— Exercise —
Provide only the number of lines where "JSON" occurs.

** BEGIN Input **

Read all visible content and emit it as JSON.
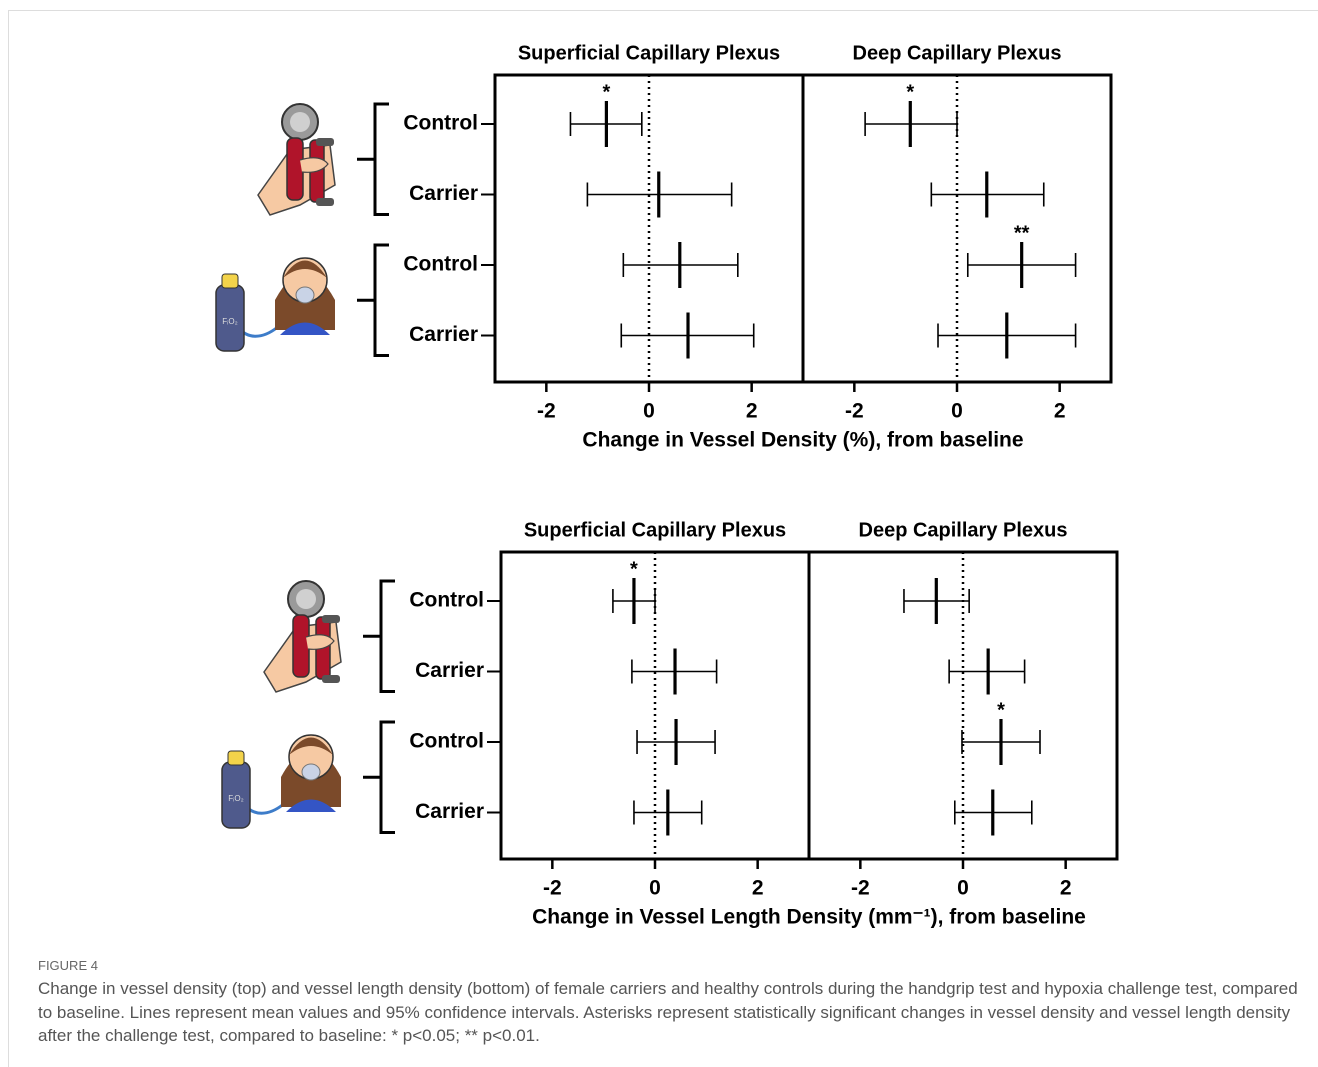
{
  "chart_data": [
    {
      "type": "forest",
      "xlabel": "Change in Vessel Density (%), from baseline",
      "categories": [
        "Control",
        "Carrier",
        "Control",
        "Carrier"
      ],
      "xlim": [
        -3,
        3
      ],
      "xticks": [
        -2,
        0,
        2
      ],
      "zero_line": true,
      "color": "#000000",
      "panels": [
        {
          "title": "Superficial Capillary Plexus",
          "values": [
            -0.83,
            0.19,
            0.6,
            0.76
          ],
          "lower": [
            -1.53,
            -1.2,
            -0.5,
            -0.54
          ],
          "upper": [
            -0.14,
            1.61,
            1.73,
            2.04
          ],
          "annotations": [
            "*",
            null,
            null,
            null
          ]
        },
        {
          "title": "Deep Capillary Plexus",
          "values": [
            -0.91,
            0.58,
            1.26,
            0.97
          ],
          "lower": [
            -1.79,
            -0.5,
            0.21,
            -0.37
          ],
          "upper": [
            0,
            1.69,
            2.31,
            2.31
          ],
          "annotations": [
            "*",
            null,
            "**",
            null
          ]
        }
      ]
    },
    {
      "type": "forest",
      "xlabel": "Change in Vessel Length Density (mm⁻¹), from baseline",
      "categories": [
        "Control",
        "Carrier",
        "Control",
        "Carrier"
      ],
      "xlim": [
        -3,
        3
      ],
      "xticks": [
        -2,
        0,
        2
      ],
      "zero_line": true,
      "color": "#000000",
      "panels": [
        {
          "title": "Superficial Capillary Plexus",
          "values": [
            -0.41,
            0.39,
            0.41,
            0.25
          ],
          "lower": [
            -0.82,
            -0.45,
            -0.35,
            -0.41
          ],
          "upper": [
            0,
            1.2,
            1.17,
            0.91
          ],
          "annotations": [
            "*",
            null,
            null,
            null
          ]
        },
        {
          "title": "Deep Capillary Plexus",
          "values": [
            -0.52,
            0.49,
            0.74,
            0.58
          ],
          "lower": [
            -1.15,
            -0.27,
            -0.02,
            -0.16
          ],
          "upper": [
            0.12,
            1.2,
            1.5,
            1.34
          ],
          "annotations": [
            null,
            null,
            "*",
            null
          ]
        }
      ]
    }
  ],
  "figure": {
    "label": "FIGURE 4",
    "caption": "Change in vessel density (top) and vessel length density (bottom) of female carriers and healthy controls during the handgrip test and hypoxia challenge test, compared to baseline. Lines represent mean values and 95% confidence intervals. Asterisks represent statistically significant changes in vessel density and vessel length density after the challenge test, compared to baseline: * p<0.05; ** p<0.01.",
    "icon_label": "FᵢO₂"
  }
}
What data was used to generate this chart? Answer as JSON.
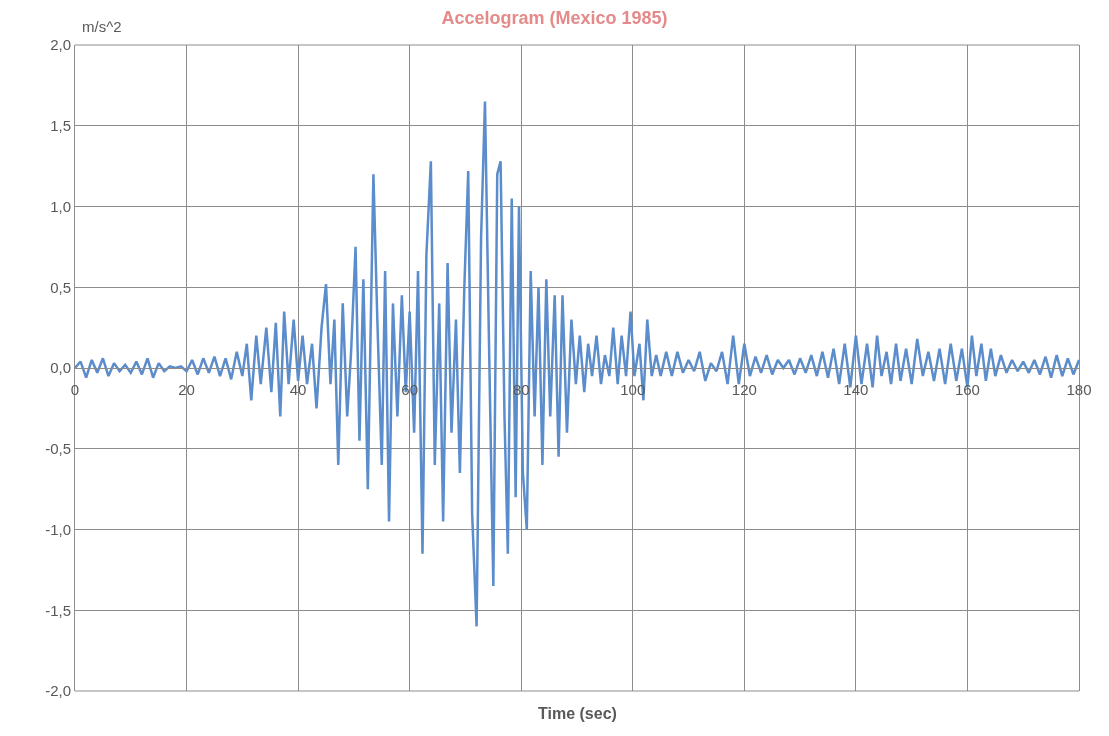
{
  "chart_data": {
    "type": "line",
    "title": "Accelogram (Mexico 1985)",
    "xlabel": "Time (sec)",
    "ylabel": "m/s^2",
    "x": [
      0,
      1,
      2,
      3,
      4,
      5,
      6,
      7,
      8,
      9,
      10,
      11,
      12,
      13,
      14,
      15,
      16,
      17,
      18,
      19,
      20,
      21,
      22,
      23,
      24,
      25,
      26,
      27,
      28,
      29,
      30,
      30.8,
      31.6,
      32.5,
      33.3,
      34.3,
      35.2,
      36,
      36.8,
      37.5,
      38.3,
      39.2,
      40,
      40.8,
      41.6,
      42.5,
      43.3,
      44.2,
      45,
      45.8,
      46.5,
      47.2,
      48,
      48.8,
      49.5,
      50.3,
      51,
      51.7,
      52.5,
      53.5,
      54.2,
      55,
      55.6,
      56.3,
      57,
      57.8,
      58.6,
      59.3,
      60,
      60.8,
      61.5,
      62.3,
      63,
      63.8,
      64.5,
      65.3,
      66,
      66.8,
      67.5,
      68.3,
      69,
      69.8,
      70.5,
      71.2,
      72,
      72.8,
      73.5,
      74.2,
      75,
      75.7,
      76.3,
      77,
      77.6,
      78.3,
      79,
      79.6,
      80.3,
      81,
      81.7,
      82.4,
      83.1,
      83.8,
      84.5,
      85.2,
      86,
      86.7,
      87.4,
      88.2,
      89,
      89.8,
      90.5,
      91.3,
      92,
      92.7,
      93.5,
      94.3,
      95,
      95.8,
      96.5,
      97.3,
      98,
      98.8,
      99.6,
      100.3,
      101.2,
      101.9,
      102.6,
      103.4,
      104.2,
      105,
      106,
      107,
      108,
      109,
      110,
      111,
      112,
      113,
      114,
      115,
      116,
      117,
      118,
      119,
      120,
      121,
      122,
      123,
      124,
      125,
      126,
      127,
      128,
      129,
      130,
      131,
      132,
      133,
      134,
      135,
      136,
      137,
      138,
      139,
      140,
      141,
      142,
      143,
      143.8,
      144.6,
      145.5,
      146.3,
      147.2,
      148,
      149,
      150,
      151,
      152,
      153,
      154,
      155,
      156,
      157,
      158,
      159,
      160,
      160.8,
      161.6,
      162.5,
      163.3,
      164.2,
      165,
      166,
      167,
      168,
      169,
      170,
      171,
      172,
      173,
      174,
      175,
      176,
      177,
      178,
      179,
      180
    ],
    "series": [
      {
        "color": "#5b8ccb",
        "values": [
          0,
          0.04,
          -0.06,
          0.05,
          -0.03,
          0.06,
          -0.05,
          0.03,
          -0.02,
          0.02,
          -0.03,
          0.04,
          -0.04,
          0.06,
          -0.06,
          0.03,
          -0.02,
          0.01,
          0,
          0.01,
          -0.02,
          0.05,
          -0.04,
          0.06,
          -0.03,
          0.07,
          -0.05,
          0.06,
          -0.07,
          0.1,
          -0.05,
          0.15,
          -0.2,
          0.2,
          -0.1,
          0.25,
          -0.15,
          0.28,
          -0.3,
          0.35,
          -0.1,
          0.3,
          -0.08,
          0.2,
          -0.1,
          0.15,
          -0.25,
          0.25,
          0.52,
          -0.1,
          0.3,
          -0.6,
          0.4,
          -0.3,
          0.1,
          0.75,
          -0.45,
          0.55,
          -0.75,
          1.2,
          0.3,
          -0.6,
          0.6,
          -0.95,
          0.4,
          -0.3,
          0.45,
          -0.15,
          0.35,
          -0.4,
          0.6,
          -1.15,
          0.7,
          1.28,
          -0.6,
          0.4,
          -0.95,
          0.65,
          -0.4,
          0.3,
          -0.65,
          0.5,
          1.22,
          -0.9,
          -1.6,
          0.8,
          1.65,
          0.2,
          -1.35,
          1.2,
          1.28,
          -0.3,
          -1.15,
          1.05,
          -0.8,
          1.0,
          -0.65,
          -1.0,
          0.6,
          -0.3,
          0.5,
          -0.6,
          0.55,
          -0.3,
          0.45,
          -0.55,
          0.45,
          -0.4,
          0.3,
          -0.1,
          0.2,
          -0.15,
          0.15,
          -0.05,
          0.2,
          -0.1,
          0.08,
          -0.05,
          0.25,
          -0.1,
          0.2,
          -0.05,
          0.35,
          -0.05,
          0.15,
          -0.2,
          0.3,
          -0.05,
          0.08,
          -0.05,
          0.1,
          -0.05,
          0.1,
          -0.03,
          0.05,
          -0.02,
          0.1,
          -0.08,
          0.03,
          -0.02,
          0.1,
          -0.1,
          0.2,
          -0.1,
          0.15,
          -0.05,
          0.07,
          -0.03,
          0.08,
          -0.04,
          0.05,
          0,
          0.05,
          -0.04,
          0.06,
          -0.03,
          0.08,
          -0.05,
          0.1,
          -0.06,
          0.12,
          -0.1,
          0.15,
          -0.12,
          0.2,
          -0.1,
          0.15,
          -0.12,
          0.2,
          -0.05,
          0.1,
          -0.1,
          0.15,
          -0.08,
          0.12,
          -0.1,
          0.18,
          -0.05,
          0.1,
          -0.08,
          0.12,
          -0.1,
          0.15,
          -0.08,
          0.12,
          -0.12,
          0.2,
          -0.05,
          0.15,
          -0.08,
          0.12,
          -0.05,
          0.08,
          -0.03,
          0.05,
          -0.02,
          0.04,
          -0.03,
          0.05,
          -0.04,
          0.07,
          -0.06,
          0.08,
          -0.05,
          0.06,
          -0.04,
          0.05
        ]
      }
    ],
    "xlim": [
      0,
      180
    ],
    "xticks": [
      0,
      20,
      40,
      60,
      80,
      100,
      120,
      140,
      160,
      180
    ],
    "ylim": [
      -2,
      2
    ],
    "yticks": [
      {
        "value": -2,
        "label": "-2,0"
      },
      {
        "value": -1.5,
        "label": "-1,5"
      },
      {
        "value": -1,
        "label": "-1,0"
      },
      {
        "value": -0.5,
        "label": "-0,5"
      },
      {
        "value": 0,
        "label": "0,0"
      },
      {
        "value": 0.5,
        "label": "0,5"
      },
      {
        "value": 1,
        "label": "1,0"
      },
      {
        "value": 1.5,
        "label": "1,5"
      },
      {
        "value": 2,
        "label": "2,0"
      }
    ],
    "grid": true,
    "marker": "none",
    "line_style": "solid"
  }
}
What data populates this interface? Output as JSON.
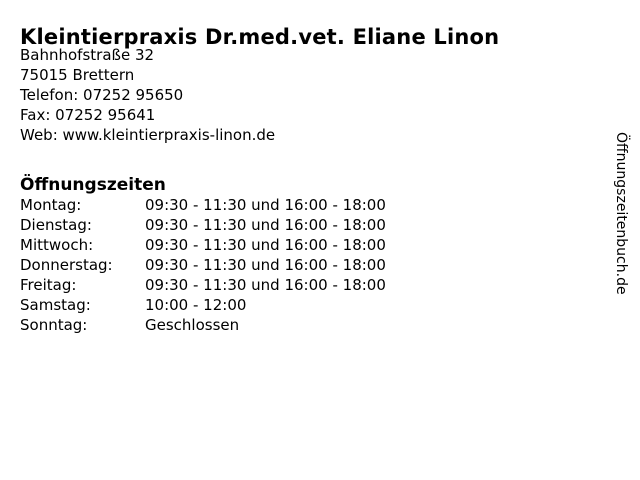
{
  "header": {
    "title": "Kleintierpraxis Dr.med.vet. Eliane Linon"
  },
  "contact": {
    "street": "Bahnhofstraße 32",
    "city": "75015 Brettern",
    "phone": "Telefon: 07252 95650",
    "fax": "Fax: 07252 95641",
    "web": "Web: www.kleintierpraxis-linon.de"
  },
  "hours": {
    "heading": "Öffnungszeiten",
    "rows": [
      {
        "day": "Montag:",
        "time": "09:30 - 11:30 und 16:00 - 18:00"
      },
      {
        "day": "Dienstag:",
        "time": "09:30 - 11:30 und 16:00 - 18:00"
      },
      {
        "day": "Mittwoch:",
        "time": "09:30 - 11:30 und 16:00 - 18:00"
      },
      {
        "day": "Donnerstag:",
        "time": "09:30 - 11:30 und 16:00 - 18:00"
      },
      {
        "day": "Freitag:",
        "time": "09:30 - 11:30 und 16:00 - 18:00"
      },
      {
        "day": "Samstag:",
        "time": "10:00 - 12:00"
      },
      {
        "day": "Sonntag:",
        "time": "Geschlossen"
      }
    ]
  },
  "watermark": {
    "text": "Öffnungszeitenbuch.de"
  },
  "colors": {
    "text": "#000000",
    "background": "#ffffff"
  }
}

** END Input **

— Final result —
3